**Extracted entries**
- - - - -

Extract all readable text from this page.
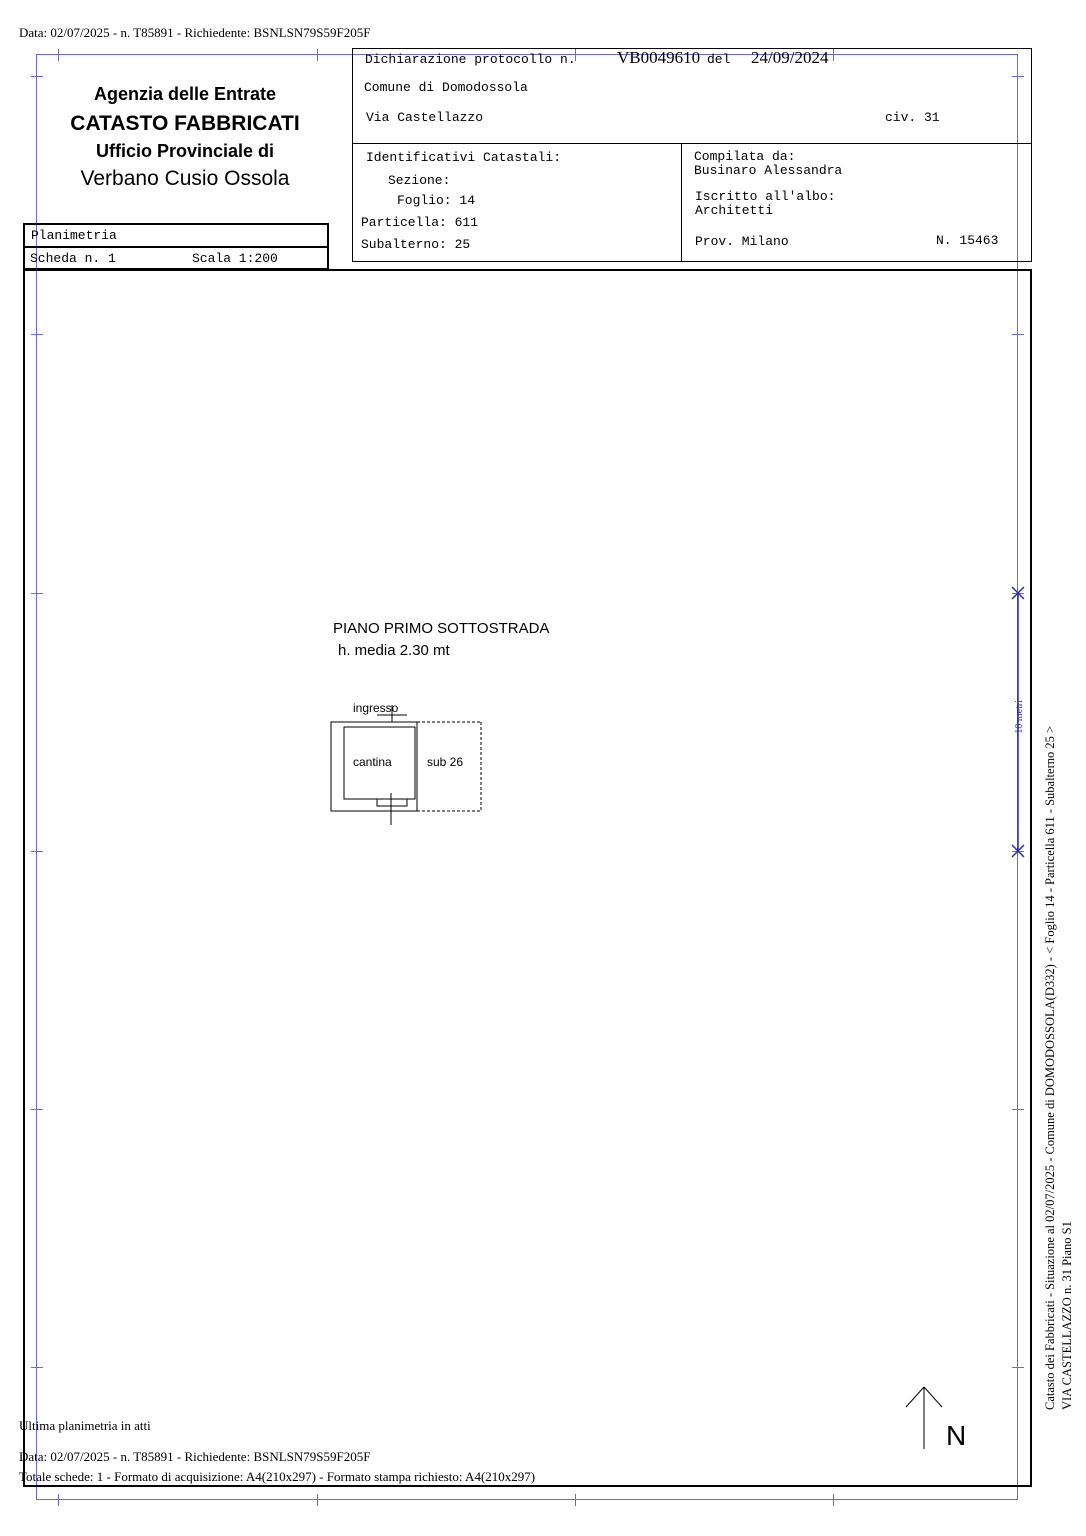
Data: 02/07/2025 - n. T85891 - Richiedente: BSNLSN79S59F205F
Agenzia delle Entrate
CATASTO FABBRICATI
Ufficio Provinciale di
Verbano Cusio Ossola
Planimetria
Scheda n. 1	Scala 1:200
Dichiarazione protocollo n. VB0049610 del 24/09/2024
Comune di Domodossola
Via Castellazzo	civ. 31
Identificativi Catastali:
Sezione:
Foglio: 14
Particella: 611
Subalterno: 25
Compilata da:
Businaro Alessandra
Iscritto all'albo:
Architetti
Prov. Milano	N. 15463
PIANO PRIMO SOTTOSTRADA
h. media 2.30 mt
ingresso
cantina	sub 26
10 metri
N
Catasto dei Fabbricati - Situazione al 02/07/2025 - Comune di DOMODOSSOLA(D332) - < Foglio 14 - Particella 611 - Subalterno 25 > VIA CASTELLAZZO n. 31 Piano S1
Ultima planimetria in atti
Data: 02/07/2025 - n. T85891 - Richiedente: BSNLSN79S59F205F
Totale schede: 1 - Formato di acquisizione: A4(210x297) - Formato stampa richiesto: A4(210x297)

- - - - -

**What to do**
Reproduce each line of the records exactly, and omit every picture.

**Solution for this problem**
Extract all readable text from this page.
Data: 02/07/2025 - n. T85891 - Richiedente: BSNLSN79S59F205F
Agenzia delle Entrate
CATASTO FABBRICATI
Ufficio Provinciale di
Verbano Cusio Ossola
Planimetria
Scheda n. 1	Scala 1:200
Dichiarazione protocollo n. VB0049610 del 24/09/2024
Comune di Domodossola
Via Castellazzo	civ. 31
Identificativi Catastali:
Sezione:
Foglio: 14
Particella: 611
Subalterno: 25
Compilata da:
Businaro Alessandra
Iscritto all'albo:
Architetti
Prov. Milano	N. 15463
PIANO PRIMO SOTTOSTRADA
h. media 2.30 mt
ingresso
cantina	sub 26
10 metri
N
Catasto dei Fabbricati - Situazione al 02/07/2025 - Comune di DOMODOSSOLA(D332) - < Foglio 14 - Particella 611 - Subalterno 25 > VIA CASTELLAZZO n. 31 Piano S1
Ultima planimetria in atti
Data: 02/07/2025 - n. T85891 - Richiedente: BSNLSN79S59F205F
Totale schede: 1 - Formato di acquisizione: A4(210x297) - Formato stampa richiesto: A4(210x297)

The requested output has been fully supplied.